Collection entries

^^^^^^^^^^^^^^^^

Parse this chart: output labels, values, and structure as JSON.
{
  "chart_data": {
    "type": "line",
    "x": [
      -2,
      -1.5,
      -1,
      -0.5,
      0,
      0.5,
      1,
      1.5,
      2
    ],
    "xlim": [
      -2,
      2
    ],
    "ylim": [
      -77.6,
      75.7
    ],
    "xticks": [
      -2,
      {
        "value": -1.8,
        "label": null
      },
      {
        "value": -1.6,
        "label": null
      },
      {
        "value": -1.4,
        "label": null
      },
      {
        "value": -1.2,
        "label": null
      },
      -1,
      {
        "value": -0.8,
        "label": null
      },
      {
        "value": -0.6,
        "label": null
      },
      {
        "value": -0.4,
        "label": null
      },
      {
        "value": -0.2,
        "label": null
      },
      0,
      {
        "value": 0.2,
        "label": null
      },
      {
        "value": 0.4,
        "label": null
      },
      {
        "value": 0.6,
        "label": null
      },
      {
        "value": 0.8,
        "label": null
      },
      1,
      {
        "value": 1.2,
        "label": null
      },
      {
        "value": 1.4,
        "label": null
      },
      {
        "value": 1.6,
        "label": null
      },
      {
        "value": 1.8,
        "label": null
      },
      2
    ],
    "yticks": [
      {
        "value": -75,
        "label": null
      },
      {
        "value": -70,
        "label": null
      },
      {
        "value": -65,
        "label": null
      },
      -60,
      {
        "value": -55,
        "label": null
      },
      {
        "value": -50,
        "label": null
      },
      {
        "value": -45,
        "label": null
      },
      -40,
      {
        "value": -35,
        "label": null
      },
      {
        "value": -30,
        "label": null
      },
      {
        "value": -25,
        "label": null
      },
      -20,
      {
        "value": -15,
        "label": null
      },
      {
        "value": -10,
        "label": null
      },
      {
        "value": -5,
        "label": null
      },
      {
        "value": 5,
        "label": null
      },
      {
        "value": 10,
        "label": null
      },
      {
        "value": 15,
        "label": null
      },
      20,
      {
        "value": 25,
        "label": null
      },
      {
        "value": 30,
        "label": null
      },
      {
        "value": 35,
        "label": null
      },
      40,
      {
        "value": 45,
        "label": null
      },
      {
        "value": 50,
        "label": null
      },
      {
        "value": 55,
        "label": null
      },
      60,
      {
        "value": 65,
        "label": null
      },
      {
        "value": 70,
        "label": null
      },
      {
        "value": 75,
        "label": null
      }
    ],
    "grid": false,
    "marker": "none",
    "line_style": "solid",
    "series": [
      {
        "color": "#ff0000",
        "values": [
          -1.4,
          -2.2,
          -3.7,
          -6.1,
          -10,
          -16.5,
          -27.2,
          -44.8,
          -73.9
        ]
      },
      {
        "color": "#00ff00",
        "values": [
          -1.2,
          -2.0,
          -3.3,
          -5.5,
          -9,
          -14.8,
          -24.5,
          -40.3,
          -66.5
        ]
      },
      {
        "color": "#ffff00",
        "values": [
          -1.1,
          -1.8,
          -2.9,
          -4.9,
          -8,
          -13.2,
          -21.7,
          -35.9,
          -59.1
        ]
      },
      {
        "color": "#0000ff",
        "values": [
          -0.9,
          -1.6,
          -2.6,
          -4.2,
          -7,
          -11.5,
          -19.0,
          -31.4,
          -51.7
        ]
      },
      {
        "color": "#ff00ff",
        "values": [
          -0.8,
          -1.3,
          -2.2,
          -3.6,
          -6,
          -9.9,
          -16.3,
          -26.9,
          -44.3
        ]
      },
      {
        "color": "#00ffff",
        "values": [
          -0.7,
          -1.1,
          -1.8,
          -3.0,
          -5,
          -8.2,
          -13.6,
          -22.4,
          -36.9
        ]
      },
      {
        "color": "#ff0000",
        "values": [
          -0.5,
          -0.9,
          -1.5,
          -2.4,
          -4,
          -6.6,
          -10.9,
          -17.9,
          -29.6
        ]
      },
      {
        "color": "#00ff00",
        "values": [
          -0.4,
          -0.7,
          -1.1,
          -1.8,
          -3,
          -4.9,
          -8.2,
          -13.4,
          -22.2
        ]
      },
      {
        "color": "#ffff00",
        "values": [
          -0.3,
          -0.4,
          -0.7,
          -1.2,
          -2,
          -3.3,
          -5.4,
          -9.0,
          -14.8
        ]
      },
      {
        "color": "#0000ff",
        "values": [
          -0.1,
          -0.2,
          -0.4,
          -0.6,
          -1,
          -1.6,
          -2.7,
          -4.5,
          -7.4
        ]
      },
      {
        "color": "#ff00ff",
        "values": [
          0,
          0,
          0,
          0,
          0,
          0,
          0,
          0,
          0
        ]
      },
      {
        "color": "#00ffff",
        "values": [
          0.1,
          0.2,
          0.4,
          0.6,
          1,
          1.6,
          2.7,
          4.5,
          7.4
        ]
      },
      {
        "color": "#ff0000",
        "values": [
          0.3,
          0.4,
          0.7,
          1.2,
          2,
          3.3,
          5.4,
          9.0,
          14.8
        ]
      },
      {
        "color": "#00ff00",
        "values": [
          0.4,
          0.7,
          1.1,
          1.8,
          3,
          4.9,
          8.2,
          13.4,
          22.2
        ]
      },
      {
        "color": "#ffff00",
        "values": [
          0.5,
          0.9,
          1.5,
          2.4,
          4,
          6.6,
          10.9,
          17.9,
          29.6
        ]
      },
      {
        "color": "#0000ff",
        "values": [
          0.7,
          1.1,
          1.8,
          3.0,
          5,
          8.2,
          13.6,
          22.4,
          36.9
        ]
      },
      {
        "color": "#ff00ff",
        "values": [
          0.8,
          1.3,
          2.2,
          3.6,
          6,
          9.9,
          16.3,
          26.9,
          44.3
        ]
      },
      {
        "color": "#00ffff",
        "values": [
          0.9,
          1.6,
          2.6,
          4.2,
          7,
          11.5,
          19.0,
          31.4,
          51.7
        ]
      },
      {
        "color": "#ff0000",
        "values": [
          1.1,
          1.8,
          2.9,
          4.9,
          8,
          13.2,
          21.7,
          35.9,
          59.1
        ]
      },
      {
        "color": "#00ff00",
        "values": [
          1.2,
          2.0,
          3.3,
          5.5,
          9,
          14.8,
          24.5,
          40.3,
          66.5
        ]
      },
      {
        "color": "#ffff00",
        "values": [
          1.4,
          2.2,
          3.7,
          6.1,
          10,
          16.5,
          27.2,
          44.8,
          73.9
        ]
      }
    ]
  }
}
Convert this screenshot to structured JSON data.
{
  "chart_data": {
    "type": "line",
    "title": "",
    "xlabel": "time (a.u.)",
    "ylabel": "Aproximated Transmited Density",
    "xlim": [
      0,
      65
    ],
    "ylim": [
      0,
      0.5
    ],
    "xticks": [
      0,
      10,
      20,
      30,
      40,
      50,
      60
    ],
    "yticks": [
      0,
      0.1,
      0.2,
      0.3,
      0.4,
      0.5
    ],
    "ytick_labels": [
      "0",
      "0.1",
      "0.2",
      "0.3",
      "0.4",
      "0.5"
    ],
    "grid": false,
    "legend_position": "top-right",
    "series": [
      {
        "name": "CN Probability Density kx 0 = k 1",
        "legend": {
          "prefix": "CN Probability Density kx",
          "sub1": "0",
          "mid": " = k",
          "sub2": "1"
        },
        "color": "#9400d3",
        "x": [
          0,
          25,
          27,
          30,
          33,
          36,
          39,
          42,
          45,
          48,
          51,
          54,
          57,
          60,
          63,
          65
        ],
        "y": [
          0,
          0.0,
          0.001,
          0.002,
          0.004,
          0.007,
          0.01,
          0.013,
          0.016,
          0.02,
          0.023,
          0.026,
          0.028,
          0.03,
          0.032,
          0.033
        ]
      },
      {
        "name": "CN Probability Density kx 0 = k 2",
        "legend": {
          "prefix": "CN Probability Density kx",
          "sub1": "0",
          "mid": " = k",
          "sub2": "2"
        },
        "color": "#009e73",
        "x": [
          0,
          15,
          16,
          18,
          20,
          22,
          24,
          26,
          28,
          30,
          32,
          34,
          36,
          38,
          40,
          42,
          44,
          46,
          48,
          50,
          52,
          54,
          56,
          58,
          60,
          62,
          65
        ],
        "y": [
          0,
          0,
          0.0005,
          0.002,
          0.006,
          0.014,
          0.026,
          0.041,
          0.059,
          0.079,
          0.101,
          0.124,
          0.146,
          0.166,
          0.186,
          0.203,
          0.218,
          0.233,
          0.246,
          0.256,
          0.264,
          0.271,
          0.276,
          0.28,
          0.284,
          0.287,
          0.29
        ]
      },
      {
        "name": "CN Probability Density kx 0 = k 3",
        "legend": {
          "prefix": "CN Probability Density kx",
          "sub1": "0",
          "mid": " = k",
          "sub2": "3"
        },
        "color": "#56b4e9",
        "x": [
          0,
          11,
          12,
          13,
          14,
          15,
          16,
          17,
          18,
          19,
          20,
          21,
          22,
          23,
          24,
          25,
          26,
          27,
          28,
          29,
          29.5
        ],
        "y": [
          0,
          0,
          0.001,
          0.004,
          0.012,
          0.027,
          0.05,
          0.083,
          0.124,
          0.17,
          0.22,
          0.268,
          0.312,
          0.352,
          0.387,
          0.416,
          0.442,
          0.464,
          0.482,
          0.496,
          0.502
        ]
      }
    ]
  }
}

^^^^^^^^^^^^^^^^

*GOAL*
Give the number of lines in the records above that contain the word "this". Reply with that number alone.

*FULL SOLUTION*
2